→ EXERCISE REQUIREMENTS
Return nothing but the lines from the line containing "Read this page and output its text content." through the last line of the records, reproduced exactly.
──────
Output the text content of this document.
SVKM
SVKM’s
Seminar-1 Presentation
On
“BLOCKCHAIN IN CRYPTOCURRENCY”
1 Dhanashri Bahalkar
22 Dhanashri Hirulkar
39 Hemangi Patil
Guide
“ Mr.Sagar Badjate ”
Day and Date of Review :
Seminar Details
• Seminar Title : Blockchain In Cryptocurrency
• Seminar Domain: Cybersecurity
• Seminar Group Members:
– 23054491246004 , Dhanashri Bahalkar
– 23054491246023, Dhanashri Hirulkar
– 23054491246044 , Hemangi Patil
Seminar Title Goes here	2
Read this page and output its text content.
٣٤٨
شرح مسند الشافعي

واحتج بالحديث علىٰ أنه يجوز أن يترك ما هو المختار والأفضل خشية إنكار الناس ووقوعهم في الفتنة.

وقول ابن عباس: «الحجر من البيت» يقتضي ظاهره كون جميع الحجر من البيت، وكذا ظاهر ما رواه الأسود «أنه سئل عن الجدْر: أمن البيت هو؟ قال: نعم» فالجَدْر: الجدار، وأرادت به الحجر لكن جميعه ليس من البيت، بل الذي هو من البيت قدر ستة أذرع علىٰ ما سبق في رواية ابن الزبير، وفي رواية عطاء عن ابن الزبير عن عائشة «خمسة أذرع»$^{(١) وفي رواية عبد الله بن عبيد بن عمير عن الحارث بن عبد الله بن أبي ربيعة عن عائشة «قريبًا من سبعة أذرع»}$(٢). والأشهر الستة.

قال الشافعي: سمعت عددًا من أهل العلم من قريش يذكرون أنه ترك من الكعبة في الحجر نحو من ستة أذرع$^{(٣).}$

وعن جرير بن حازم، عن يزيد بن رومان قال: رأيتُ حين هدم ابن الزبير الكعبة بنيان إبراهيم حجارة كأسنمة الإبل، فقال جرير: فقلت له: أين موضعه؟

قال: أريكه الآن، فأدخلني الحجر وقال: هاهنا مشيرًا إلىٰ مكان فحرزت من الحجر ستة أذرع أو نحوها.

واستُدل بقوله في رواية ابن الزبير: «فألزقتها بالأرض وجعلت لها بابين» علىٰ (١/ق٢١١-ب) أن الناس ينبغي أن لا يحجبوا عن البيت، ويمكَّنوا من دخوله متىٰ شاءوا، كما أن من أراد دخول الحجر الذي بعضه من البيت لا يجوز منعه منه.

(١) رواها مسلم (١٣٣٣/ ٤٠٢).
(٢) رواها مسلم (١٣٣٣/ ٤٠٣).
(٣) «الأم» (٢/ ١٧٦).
──────
→ EXERCISE ANSWER
Read this page and output its text content.
٣٤٨
شرح مسند الشافعي

واحتج بالحديث علىٰ أنه يجوز أن يترك ما هو المختار والأفضل خشية إنكار الناس ووقوعهم في الفتنة.

وقول ابن عباس: «الحجر من البيت» يقتضي ظاهره كون جميع الحجر من البيت، وكذا ظاهر ما رواه الأسود «أنه سئل عن الجدْر: أمن البيت هو؟ قال: نعم» فالجَدْر: الجدار، وأرادت به الحجر لكن جميعه ليس من البيت، بل الذي هو من البيت قدر ستة أذرع علىٰ ما سبق في رواية ابن الزبير، وفي رواية عطاء عن ابن الزبير عن عائشة «خمسة أذرع»$^{(١) وفي رواية عبد الله بن عبيد بن عمير عن الحارث بن عبد الله بن أبي ربيعة عن عائشة «قريبًا من سبعة أذرع»}$(٢). والأشهر الستة.

قال الشافعي: سمعت عددًا من أهل العلم من قريش يذكرون أنه ترك من الكعبة في الحجر نحو من ستة أذرع$^{(٣).}$

وعن جرير بن حازم، عن يزيد بن رومان قال: رأيتُ حين هدم ابن الزبير الكعبة بنيان إبراهيم حجارة كأسنمة الإبل، فقال جرير: فقلت له: أين موضعه؟

قال: أريكه الآن، فأدخلني الحجر وقال: هاهنا مشيرًا إلىٰ مكان فحرزت من الحجر ستة أذرع أو نحوها.

واستُدل بقوله في رواية ابن الزبير: «فألزقتها بالأرض وجعلت لها بابين» علىٰ (١/ق٢١١-ب) أن الناس ينبغي أن لا يحجبوا عن البيت، ويمكَّنوا من دخوله متىٰ شاءوا، كما أن من أراد دخول الحجر الذي بعضه من البيت لا يجوز منعه منه.

(١) رواها مسلم (١٣٣٣/ ٤٠٢).
(٢) رواها مسلم (١٣٣٣/ ٤٠٣).
(٣) «الأم» (٢/ ١٧٦).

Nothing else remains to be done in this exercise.